▸ **The records**
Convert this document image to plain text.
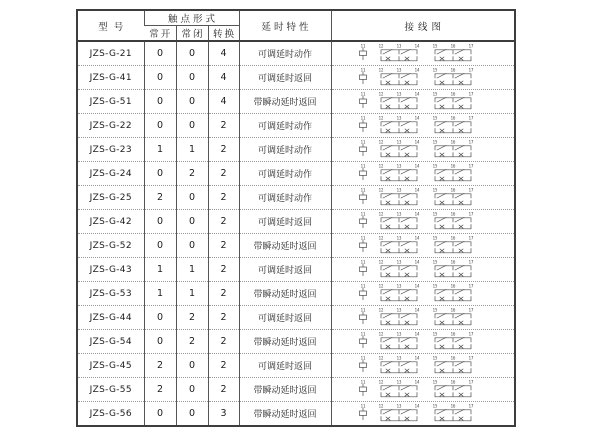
型号	触点形式			延时特性	接线图
	常开	常闭	转换		
JZS-G-21	0	0	4	可调延时动作	
11	12	13	14	15	16	17

JZS-G-41	0	0	4	可调延时返回	
11	12	13	14	15	16	17

JZS-G-51	0	0	4	带瞬动延时返回	
11	12	13	14	15	16	17

JZS-G-22	0	0	2	可调延时动作	
11	12	13	14	15	16	17

JZS-G-23	1	1	2	可调延时动作	
11	12	13	14	15	16	17

JZS-G-24	0	2	2	可调延时动作	
11	12	13	14	15	16	17

JZS-G-25	2	0	2	可调延时动作	
11	12	13	14	15	16	17

JZS-G-42	0	0	2	可调延时返回	
11	12	13	14	15	16	17

JZS-G-52	0	0	2	带瞬动延时返回	
11	12	13	14	15	16	17

JZS-G-43	1	1	2	可调延时返回	
11	12	13	14	15	16	17

JZS-G-53	1	1	2	带瞬动延时返回	
11	12	13	14	15	16	17

JZS-G-44	0	2	2	可调延时返回	
11	12	13	14	15	16	17

JZS-G-54	0	2	2	带瞬动延时返回	
11	12	13	14	15	16	17

JZS-G-45	2	0	2	可调延时返回	
11	12	13	14	15	16	17

JZS-G-55	2	0	2	带瞬动延时返回	
11	12	13	14	15	16	17

JZS-G-56	0	0	3	带瞬动延时返回	
11	12	13	14	15	16	17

▸ **Set exercise**
The data above needs to be retyped exactly, with the images left out.

▸ **Reply to the exercise**
Convert this document image to plain text.
型号	触点形式			延时特性	接线图
	常开	常闭	转换		
JZS-G-21	0	0	4	可调延时动作	
11	12	13	14	15	16	17

JZS-G-41	0	0	4	可调延时返回	
11	12	13	14	15	16	17

JZS-G-51	0	0	4	带瞬动延时返回	
11	12	13	14	15	16	17

JZS-G-22	0	0	2	可调延时动作	
11	12	13	14	15	16	17

JZS-G-23	1	1	2	可调延时动作	
11	12	13	14	15	16	17

JZS-G-24	0	2	2	可调延时动作	
11	12	13	14	15	16	17

JZS-G-25	2	0	2	可调延时动作	
11	12	13	14	15	16	17

JZS-G-42	0	0	2	可调延时返回	
11	12	13	14	15	16	17

JZS-G-52	0	0	2	带瞬动延时返回	
11	12	13	14	15	16	17

JZS-G-43	1	1	2	可调延时返回	
11	12	13	14	15	16	17

JZS-G-53	1	1	2	带瞬动延时返回	
11	12	13	14	15	16	17

JZS-G-44	0	2	2	可调延时返回	
11	12	13	14	15	16	17

JZS-G-54	0	2	2	带瞬动延时返回	
11	12	13	14	15	16	17

JZS-G-45	2	0	2	可调延时返回	
11	12	13	14	15	16	17

JZS-G-55	2	0	2	带瞬动延时返回	
11	12	13	14	15	16	17

JZS-G-56	0	0	3	带瞬动延时返回	
11	12	13	14	15	16	17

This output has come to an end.